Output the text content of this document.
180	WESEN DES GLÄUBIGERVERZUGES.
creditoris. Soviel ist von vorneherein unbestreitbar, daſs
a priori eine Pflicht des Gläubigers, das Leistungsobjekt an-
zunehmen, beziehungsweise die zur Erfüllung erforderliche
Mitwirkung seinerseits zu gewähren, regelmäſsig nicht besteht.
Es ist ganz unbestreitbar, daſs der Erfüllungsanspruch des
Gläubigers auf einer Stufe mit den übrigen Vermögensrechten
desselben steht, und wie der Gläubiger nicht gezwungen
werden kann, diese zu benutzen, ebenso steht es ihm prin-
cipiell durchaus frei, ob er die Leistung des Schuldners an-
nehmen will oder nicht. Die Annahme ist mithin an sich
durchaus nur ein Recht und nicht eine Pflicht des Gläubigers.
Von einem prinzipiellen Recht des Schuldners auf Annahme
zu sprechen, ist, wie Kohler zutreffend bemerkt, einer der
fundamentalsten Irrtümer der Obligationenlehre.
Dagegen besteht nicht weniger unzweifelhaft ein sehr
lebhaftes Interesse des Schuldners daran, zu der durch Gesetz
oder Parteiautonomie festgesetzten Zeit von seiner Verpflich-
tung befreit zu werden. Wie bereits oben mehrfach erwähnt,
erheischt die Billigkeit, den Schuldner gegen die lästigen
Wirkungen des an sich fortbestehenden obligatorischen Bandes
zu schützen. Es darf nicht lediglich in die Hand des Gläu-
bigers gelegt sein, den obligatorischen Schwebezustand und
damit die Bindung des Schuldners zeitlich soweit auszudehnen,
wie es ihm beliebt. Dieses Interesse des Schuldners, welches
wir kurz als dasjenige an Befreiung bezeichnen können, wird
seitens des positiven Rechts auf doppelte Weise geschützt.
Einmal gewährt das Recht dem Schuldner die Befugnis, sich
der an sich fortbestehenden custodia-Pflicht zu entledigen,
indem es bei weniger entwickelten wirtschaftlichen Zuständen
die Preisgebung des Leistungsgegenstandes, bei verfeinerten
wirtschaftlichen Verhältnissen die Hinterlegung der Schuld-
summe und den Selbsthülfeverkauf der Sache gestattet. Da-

◆ Requirement: Copy out each line exactly as written.

◆ The completed task:
Output the text content of this document.
180	WESEN DES GLÄUBIGERVERZUGES.
creditoris. Soviel ist von vorneherein unbestreitbar, daſs
a priori eine Pflicht des Gläubigers, das Leistungsobjekt an-
zunehmen, beziehungsweise die zur Erfüllung erforderliche
Mitwirkung seinerseits zu gewähren, regelmäſsig nicht besteht.
Es ist ganz unbestreitbar, daſs der Erfüllungsanspruch des
Gläubigers auf einer Stufe mit den übrigen Vermögensrechten
desselben steht, und wie der Gläubiger nicht gezwungen
werden kann, diese zu benutzen, ebenso steht es ihm prin-
cipiell durchaus frei, ob er die Leistung des Schuldners an-
nehmen will oder nicht. Die Annahme ist mithin an sich
durchaus nur ein Recht und nicht eine Pflicht des Gläubigers.
Von einem prinzipiellen Recht des Schuldners auf Annahme
zu sprechen, ist, wie Kohler zutreffend bemerkt, einer der
fundamentalsten Irrtümer der Obligationenlehre.
Dagegen besteht nicht weniger unzweifelhaft ein sehr
lebhaftes Interesse des Schuldners daran, zu der durch Gesetz
oder Parteiautonomie festgesetzten Zeit von seiner Verpflich-
tung befreit zu werden. Wie bereits oben mehrfach erwähnt,
erheischt die Billigkeit, den Schuldner gegen die lästigen
Wirkungen des an sich fortbestehenden obligatorischen Bandes
zu schützen. Es darf nicht lediglich in die Hand des Gläu-
bigers gelegt sein, den obligatorischen Schwebezustand und
damit die Bindung des Schuldners zeitlich soweit auszudehnen,
wie es ihm beliebt. Dieses Interesse des Schuldners, welches
wir kurz als dasjenige an Befreiung bezeichnen können, wird
seitens des positiven Rechts auf doppelte Weise geschützt.
Einmal gewährt das Recht dem Schuldner die Befugnis, sich
der an sich fortbestehenden custodia-Pflicht zu entledigen,
indem es bei weniger entwickelten wirtschaftlichen Zuständen
die Preisgebung des Leistungsgegenstandes, bei verfeinerten
wirtschaftlichen Verhältnissen die Hinterlegung der Schuld-
summe und den Selbsthülfeverkauf der Sache gestattet. Da-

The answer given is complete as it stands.